**Task goal**
Each entry below should be returned exactly as is, with the pictures removed.

**Stored entries**

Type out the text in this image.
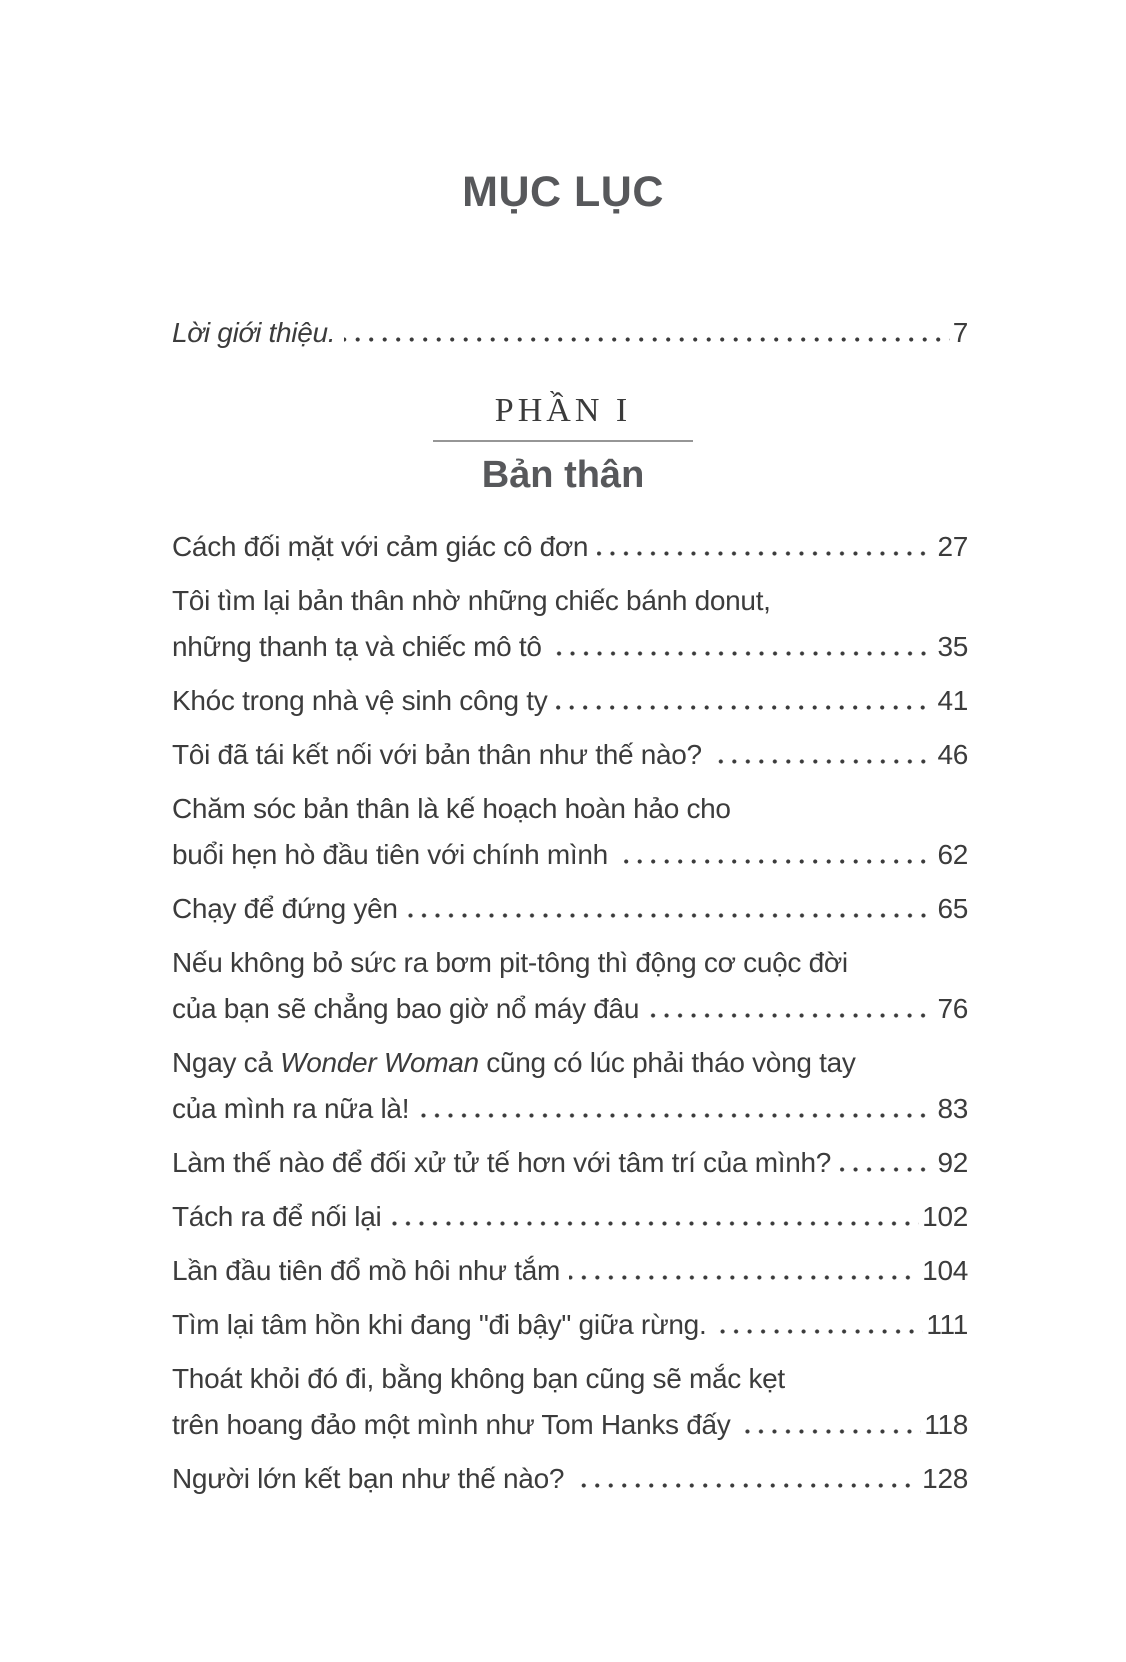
MỤC LỤC
Lời giới thiệu.	7
PHẦN I
Bản thân
Cách đối mặt với cảm giác cô đơn	27
Tôi tìm lại bản thân nhờ những chiếc bánh donut,
những thanh tạ và chiếc mô tô	35
Khóc trong nhà vệ sinh công ty	41
Tôi đã tái kết nối với bản thân như thế nào?	46
Chăm sóc bản thân là kế hoạch hoàn hảo cho
buổi hẹn hò đầu tiên với chính mình	62
Chạy để đứng yên	65
Nếu không bỏ sức ra bơm pit-tông thì động cơ cuộc đời
của bạn sẽ chẳng bao giờ nổ máy đâu	76
Ngay cả Wonder Woman cũng có lúc phải tháo vòng tay
của mình ra nữa là!	83
Làm thế nào để đối xử tử tế hơn với tâm trí của mình?	92
Tách ra để nối lại	102
Lần đầu tiên đổ mồ hôi như tắm	104
Tìm lại tâm hồn khi đang "đi bậy" giữa rừng.	111
Thoát khỏi đó đi, bằng không bạn cũng sẽ mắc kẹt
trên hoang đảo một mình như Tom Hanks đấy	118
Người lớn kết bạn như thế nào?	128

**Result**
Type out the text in this image.
MỤC LỤC
Lời giới thiệu.	7
PHẦN I
Bản thân
Cách đối mặt với cảm giác cô đơn	27
Tôi tìm lại bản thân nhờ những chiếc bánh donut,
những thanh tạ và chiếc mô tô	35
Khóc trong nhà vệ sinh công ty	41
Tôi đã tái kết nối với bản thân như thế nào?	46
Chăm sóc bản thân là kế hoạch hoàn hảo cho
buổi hẹn hò đầu tiên với chính mình	62
Chạy để đứng yên	65
Nếu không bỏ sức ra bơm pit-tông thì động cơ cuộc đời
của bạn sẽ chẳng bao giờ nổ máy đâu	76
Ngay cả Wonder Woman cũng có lúc phải tháo vòng tay
của mình ra nữa là!	83
Làm thế nào để đối xử tử tế hơn với tâm trí của mình?	92
Tách ra để nối lại	102
Lần đầu tiên đổ mồ hôi như tắm	104
Tìm lại tâm hồn khi đang "đi bậy" giữa rừng.	111
Thoát khỏi đó đi, bằng không bạn cũng sẽ mắc kẹt
trên hoang đảo một mình như Tom Hanks đấy	118
Người lớn kết bạn như thế nào?	128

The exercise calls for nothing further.